What this task involves :: Below is a listing; reproduce each line of it exactly.

Information given ::
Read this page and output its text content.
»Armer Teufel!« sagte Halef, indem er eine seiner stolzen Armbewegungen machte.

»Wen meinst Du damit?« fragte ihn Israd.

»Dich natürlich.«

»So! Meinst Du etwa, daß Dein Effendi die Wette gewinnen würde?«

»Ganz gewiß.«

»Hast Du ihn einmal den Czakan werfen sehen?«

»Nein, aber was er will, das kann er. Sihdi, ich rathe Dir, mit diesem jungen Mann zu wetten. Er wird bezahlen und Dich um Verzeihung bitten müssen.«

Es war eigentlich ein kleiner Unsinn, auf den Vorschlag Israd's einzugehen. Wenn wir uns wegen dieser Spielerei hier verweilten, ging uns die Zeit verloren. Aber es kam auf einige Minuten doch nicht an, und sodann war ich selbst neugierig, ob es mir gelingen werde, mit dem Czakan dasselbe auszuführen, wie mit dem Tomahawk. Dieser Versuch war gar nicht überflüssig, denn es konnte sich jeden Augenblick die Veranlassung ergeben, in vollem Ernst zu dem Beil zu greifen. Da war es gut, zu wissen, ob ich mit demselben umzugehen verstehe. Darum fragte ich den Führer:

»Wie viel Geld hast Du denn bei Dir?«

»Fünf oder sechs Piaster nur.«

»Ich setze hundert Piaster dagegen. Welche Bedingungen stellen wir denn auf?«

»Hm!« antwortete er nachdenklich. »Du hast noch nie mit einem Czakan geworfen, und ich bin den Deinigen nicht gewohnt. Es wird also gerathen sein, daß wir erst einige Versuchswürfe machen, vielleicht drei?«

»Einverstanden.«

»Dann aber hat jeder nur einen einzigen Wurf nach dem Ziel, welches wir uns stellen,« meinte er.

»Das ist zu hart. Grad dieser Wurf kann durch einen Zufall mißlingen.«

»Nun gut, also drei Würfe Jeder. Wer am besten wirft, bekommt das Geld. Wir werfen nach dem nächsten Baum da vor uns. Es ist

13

Result of the exercise ::
Read this page and output its text content.
»Armer Teufel!« sagte Halef, indem er eine seiner stolzen Armbewegungen machte.

»Wen meinst Du damit?« fragte ihn Israd.

»Dich natürlich.«

»So! Meinst Du etwa, daß Dein Effendi die Wette gewinnen würde?«

»Ganz gewiß.«

»Hast Du ihn einmal den Czakan werfen sehen?«

»Nein, aber was er will, das kann er. Sihdi, ich rathe Dir, mit diesem jungen Mann zu wetten. Er wird bezahlen und Dich um Verzeihung bitten müssen.«

Es war eigentlich ein kleiner Unsinn, auf den Vorschlag Israd's einzugehen. Wenn wir uns wegen dieser Spielerei hier verweilten, ging uns die Zeit verloren. Aber es kam auf einige Minuten doch nicht an, und sodann war ich selbst neugierig, ob es mir gelingen werde, mit dem Czakan dasselbe auszuführen, wie mit dem Tomahawk. Dieser Versuch war gar nicht überflüssig, denn es konnte sich jeden Augenblick die Veranlassung ergeben, in vollem Ernst zu dem Beil zu greifen. Da war es gut, zu wissen, ob ich mit demselben umzugehen verstehe. Darum fragte ich den Führer:

»Wie viel Geld hast Du denn bei Dir?«

»Fünf oder sechs Piaster nur.«

»Ich setze hundert Piaster dagegen. Welche Bedingungen stellen wir denn auf?«

»Hm!« antwortete er nachdenklich. »Du hast noch nie mit einem Czakan geworfen, und ich bin den Deinigen nicht gewohnt. Es wird also gerathen sein, daß wir erst einige Versuchswürfe machen, vielleicht drei?«

»Einverstanden.«

»Dann aber hat jeder nur einen einzigen Wurf nach dem Ziel, welches wir uns stellen,« meinte er.

»Das ist zu hart. Grad dieser Wurf kann durch einen Zufall mißlingen.«

»Nun gut, also drei Würfe Jeder. Wer am besten wirft, bekommt das Geld. Wir werfen nach dem nächsten Baum da vor uns. Es ist

13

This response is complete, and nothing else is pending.